Material shown:
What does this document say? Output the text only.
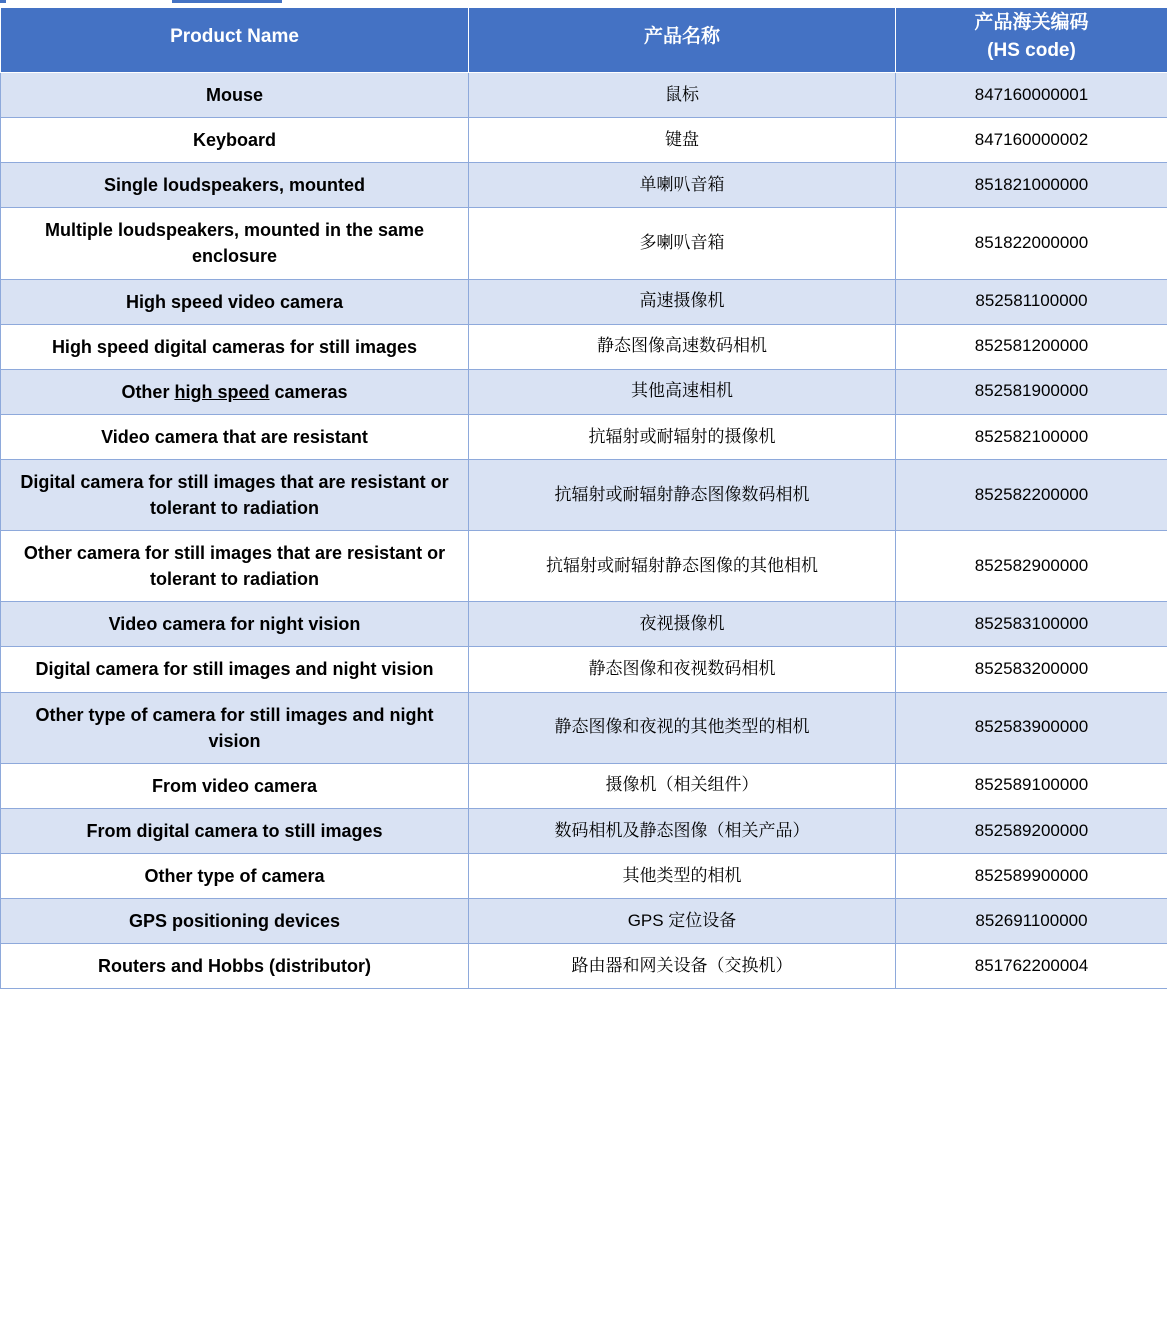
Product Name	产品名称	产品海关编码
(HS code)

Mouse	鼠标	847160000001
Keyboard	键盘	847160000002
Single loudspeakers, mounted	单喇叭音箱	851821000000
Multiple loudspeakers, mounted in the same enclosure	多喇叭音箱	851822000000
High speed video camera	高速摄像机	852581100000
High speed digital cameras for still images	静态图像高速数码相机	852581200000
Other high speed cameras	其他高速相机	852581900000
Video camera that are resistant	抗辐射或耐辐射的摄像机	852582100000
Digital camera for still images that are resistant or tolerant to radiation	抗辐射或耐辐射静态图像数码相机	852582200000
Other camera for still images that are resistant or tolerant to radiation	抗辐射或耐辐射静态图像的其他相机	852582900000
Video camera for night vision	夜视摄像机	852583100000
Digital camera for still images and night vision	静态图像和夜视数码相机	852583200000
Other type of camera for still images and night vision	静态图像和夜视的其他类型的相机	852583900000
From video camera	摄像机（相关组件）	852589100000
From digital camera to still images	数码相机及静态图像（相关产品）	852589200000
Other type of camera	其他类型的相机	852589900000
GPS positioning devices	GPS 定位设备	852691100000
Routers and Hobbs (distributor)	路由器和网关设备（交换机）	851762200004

Required work: Repeat each record exactly as shown above, dropping all images.

Response below:
What does this document say? Output the text only.
Product Name	产品名称	产品海关编码
(HS code)

Mouse	鼠标	847160000001
Keyboard	键盘	847160000002
Single loudspeakers, mounted	单喇叭音箱	851821000000
Multiple loudspeakers, mounted in the same enclosure	多喇叭音箱	851822000000
High speed video camera	高速摄像机	852581100000
High speed digital cameras for still images	静态图像高速数码相机	852581200000
Other high speed cameras	其他高速相机	852581900000
Video camera that are resistant	抗辐射或耐辐射的摄像机	852582100000
Digital camera for still images that are resistant or tolerant to radiation	抗辐射或耐辐射静态图像数码相机	852582200000
Other camera for still images that are resistant or tolerant to radiation	抗辐射或耐辐射静态图像的其他相机	852582900000
Video camera for night vision	夜视摄像机	852583100000
Digital camera for still images and night vision	静态图像和夜视数码相机	852583200000
Other type of camera for still images and night vision	静态图像和夜视的其他类型的相机	852583900000
From video camera	摄像机（相关组件）	852589100000
From digital camera to still images	数码相机及静态图像（相关产品）	852589200000
Other type of camera	其他类型的相机	852589900000
GPS positioning devices	GPS 定位设备	852691100000
Routers and Hobbs (distributor)	路由器和网关设备（交换机）	851762200004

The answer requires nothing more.